Exercise requirements:
Your task is to transcribe all of the data below exactly, omitting the images.

Start The records

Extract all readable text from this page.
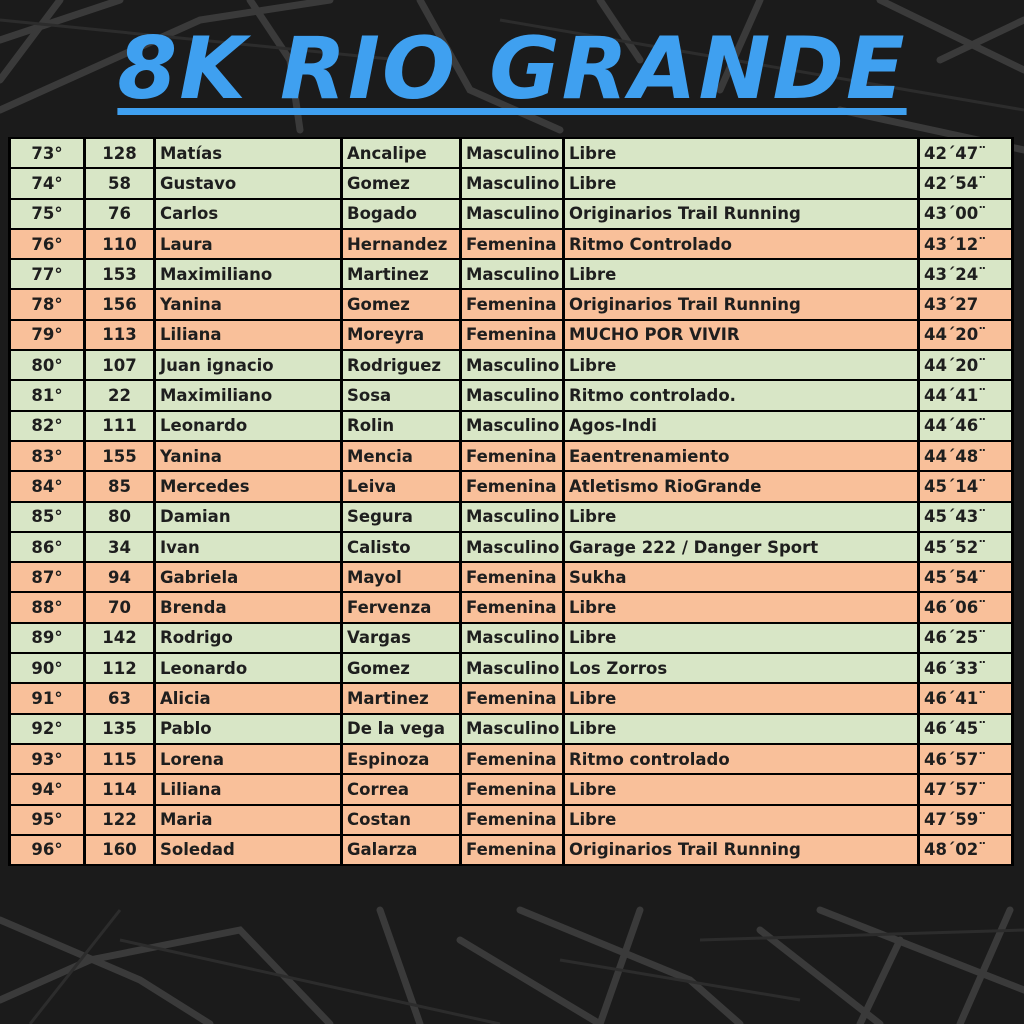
8K RIO GRANDE
73°	128	Matías	Ancalipe	Masculino	Libre	42´47¨
74°	58	Gustavo	Gomez	Masculino	Libre	42´54¨
75°	76	Carlos	Bogado	Masculino	Originarios Trail Running	43´00¨
76°	110	Laura	Hernandez	Femenina	Ritmo Controlado	43´12¨
77°	153	Maximiliano	Martinez	Masculino	Libre	43´24¨
78°	156	Yanina	Gomez	Femenina	Originarios Trail Running	43´27
79°	113	Liliana	Moreyra	Femenina	MUCHO POR VIVIR	44´20¨
80°	107	Juan ignacio	Rodriguez	Masculino	Libre	44´20¨
81°	22	Maximiliano	Sosa	Masculino	Ritmo controlado.	44´41¨
82°	111	Leonardo	Rolin	Masculino	Agos-Indi	44´46¨
83°	155	Yanina	Mencia	Femenina	Eaentrenamiento	44´48¨
84°	85	Mercedes	Leiva	Femenina	Atletismo RioGrande	45´14¨
85°	80	Damian	Segura	Masculino	Libre	45´43¨
86°	34	Ivan	Calisto	Masculino	Garage 222 / Danger Sport	45´52¨
87°	94	Gabriela	Mayol	Femenina	Sukha	45´54¨
88°	70	Brenda	Fervenza	Femenina	Libre	46´06¨
89°	142	Rodrigo	Vargas	Masculino	Libre	46´25¨
90°	112	Leonardo	Gomez	Masculino	Los Zorros	46´33¨
91°	63	Alicia	Martinez	Femenina	Libre	46´41¨
92°	135	Pablo	De la vega	Masculino	Libre	46´45¨
93°	115	Lorena	Espinoza	Femenina	Ritmo controlado	46´57¨
94°	114	Liliana	Correa	Femenina	Libre	47´57¨
95°	122	Maria	Costan	Femenina	Libre	47´59¨
96°	160	Soledad	Galarza	Femenina	Originarios Trail Running	48´02¨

End The records

Reply:
Extract all readable text from this page.
8K RIO GRANDE
73°	128	Matías	Ancalipe	Masculino	Libre	42´47¨
74°	58	Gustavo	Gomez	Masculino	Libre	42´54¨
75°	76	Carlos	Bogado	Masculino	Originarios Trail Running	43´00¨
76°	110	Laura	Hernandez	Femenina	Ritmo Controlado	43´12¨
77°	153	Maximiliano	Martinez	Masculino	Libre	43´24¨
78°	156	Yanina	Gomez	Femenina	Originarios Trail Running	43´27
79°	113	Liliana	Moreyra	Femenina	MUCHO POR VIVIR	44´20¨
80°	107	Juan ignacio	Rodriguez	Masculino	Libre	44´20¨
81°	22	Maximiliano	Sosa	Masculino	Ritmo controlado.	44´41¨
82°	111	Leonardo	Rolin	Masculino	Agos-Indi	44´46¨
83°	155	Yanina	Mencia	Femenina	Eaentrenamiento	44´48¨
84°	85	Mercedes	Leiva	Femenina	Atletismo RioGrande	45´14¨
85°	80	Damian	Segura	Masculino	Libre	45´43¨
86°	34	Ivan	Calisto	Masculino	Garage 222 / Danger Sport	45´52¨
87°	94	Gabriela	Mayol	Femenina	Sukha	45´54¨
88°	70	Brenda	Fervenza	Femenina	Libre	46´06¨
89°	142	Rodrigo	Vargas	Masculino	Libre	46´25¨
90°	112	Leonardo	Gomez	Masculino	Los Zorros	46´33¨
91°	63	Alicia	Martinez	Femenina	Libre	46´41¨
92°	135	Pablo	De la vega	Masculino	Libre	46´45¨
93°	115	Lorena	Espinoza	Femenina	Ritmo controlado	46´57¨
94°	114	Liliana	Correa	Femenina	Libre	47´57¨
95°	122	Maria	Costan	Femenina	Libre	47´59¨
96°	160	Soledad	Galarza	Femenina	Originarios Trail Running	48´02¨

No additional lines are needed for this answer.